-- start RECORDS SHOWN --
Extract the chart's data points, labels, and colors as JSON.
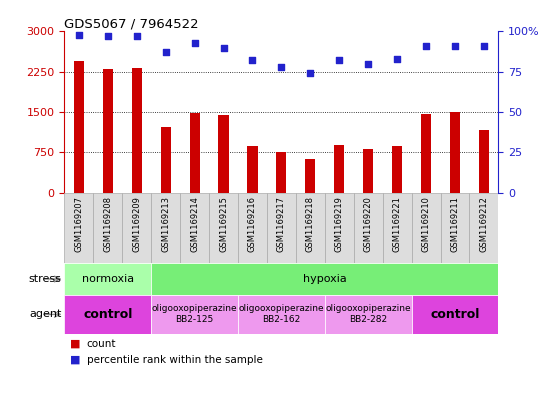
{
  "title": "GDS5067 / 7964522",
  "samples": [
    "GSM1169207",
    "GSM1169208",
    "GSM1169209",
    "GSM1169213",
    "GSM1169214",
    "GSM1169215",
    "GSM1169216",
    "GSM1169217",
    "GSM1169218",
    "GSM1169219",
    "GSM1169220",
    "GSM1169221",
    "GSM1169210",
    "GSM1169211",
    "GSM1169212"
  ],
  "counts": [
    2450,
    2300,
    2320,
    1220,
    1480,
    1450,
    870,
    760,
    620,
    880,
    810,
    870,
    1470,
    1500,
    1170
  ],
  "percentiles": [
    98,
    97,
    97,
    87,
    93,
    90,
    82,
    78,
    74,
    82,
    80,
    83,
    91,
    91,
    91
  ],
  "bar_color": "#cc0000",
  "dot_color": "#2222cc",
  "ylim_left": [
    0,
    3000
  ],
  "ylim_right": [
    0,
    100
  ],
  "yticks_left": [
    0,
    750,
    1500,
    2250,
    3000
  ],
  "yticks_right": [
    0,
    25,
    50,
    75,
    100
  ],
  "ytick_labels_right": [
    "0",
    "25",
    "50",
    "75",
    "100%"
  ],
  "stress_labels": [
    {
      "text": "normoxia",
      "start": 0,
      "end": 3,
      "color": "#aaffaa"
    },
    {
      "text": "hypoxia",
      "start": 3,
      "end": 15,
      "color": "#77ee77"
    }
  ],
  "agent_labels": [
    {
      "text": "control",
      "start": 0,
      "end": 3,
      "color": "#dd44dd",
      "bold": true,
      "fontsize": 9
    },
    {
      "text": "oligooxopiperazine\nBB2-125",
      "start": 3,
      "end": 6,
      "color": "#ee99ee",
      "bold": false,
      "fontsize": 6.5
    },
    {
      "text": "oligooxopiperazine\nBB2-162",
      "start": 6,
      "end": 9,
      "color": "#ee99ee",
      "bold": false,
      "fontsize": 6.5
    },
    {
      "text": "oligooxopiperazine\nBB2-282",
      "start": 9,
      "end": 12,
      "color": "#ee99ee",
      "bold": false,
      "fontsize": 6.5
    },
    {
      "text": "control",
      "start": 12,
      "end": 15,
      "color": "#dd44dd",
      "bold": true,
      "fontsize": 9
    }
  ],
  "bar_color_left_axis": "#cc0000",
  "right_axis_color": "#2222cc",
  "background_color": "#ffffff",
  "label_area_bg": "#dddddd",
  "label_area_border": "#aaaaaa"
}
-- end RECORDS SHOWN --
Transcribe the full listing above exactly as it stands, minus the pictures.

Extract the chart's data points, labels, and colors as JSON.
{
  "title": "GDS5067 / 7964522",
  "samples": [
    "GSM1169207",
    "GSM1169208",
    "GSM1169209",
    "GSM1169213",
    "GSM1169214",
    "GSM1169215",
    "GSM1169216",
    "GSM1169217",
    "GSM1169218",
    "GSM1169219",
    "GSM1169220",
    "GSM1169221",
    "GSM1169210",
    "GSM1169211",
    "GSM1169212"
  ],
  "counts": [
    2450,
    2300,
    2320,
    1220,
    1480,
    1450,
    870,
    760,
    620,
    880,
    810,
    870,
    1470,
    1500,
    1170
  ],
  "percentiles": [
    98,
    97,
    97,
    87,
    93,
    90,
    82,
    78,
    74,
    82,
    80,
    83,
    91,
    91,
    91
  ],
  "bar_color": "#cc0000",
  "dot_color": "#2222cc",
  "ylim_left": [
    0,
    3000
  ],
  "ylim_right": [
    0,
    100
  ],
  "yticks_left": [
    0,
    750,
    1500,
    2250,
    3000
  ],
  "yticks_right": [
    0,
    25,
    50,
    75,
    100
  ],
  "ytick_labels_right": [
    "0",
    "25",
    "50",
    "75",
    "100%"
  ],
  "stress_labels": [
    {
      "text": "normoxia",
      "start": 0,
      "end": 3,
      "color": "#aaffaa"
    },
    {
      "text": "hypoxia",
      "start": 3,
      "end": 15,
      "color": "#77ee77"
    }
  ],
  "agent_labels": [
    {
      "text": "control",
      "start": 0,
      "end": 3,
      "color": "#dd44dd",
      "bold": true,
      "fontsize": 9
    },
    {
      "text": "oligooxopiperazine\nBB2-125",
      "start": 3,
      "end": 6,
      "color": "#ee99ee",
      "bold": false,
      "fontsize": 6.5
    },
    {
      "text": "oligooxopiperazine\nBB2-162",
      "start": 6,
      "end": 9,
      "color": "#ee99ee",
      "bold": false,
      "fontsize": 6.5
    },
    {
      "text": "oligooxopiperazine\nBB2-282",
      "start": 9,
      "end": 12,
      "color": "#ee99ee",
      "bold": false,
      "fontsize": 6.5
    },
    {
      "text": "control",
      "start": 12,
      "end": 15,
      "color": "#dd44dd",
      "bold": true,
      "fontsize": 9
    }
  ],
  "bar_color_left_axis": "#cc0000",
  "right_axis_color": "#2222cc",
  "background_color": "#ffffff",
  "label_area_bg": "#dddddd",
  "label_area_border": "#aaaaaa"
}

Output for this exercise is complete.